> **Aim**
Gather every line in the records below that contains the word "title".

::: Record extracts

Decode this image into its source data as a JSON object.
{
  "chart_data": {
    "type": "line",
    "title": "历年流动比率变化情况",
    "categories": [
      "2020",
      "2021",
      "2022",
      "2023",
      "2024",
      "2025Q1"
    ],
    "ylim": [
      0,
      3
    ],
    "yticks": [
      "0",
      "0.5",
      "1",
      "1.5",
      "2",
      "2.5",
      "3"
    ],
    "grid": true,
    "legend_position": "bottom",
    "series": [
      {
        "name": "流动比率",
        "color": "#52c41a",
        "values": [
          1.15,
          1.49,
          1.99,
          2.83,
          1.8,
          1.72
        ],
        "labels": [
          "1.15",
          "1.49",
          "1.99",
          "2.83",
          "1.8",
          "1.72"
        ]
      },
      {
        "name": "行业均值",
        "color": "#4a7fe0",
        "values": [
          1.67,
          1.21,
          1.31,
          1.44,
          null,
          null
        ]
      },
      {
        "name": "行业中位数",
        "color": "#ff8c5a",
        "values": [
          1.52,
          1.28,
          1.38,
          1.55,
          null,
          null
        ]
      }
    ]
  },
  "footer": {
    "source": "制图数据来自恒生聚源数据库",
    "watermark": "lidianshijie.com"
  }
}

::::::
::: Record extracts

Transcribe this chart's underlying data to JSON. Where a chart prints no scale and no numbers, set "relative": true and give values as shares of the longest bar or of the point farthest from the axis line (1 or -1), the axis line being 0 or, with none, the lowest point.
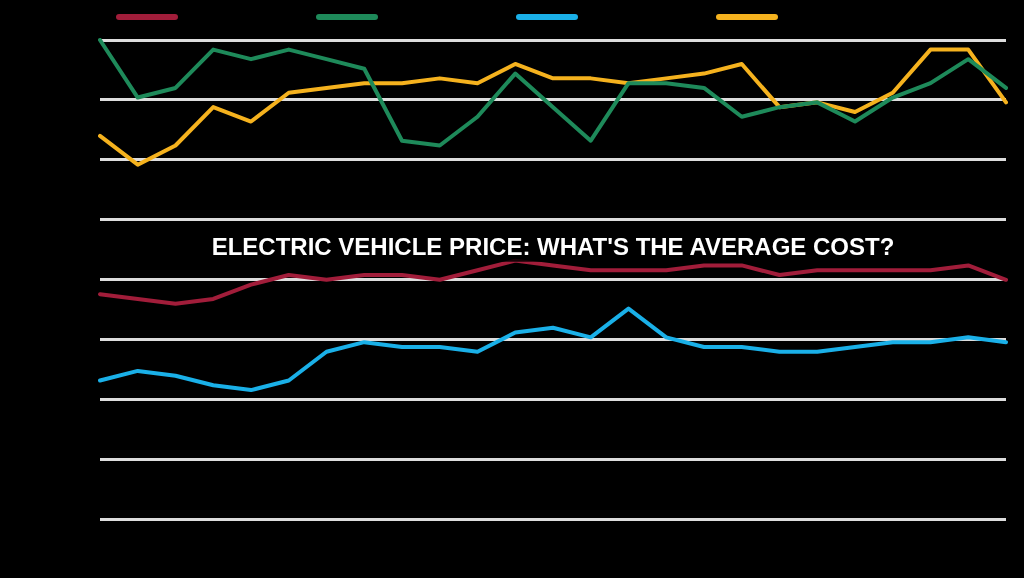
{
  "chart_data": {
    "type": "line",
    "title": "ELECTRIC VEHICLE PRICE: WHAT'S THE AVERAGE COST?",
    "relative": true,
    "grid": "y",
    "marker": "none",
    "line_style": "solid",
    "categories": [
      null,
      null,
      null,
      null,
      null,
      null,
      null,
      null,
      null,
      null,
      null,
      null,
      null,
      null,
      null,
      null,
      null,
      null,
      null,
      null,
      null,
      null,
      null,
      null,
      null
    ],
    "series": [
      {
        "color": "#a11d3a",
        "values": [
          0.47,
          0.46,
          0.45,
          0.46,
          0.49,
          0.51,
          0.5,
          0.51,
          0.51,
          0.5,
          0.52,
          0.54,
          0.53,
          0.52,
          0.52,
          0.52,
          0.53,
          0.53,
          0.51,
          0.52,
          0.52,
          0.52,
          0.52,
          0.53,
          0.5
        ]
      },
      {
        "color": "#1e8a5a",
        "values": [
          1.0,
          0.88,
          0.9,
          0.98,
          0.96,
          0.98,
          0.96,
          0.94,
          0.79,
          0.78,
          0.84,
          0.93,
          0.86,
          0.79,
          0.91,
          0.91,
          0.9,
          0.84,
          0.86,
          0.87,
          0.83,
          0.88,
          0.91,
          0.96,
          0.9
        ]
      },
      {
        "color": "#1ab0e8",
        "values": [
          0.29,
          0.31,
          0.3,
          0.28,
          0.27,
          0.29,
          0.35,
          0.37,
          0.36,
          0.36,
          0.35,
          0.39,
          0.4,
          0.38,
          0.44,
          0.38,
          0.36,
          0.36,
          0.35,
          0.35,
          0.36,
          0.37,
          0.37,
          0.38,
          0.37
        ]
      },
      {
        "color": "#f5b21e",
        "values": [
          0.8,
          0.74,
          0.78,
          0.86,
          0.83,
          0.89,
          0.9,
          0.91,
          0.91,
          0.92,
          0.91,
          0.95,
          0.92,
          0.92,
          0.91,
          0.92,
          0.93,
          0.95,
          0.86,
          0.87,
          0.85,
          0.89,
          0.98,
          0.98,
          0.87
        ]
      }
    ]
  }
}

::::::

> **Written solution**
    "title": "历年流动比率变化情况",
    "title": "ELECTRIC VEHICLE PRICE: WHAT'S THE AVERAGE COST?",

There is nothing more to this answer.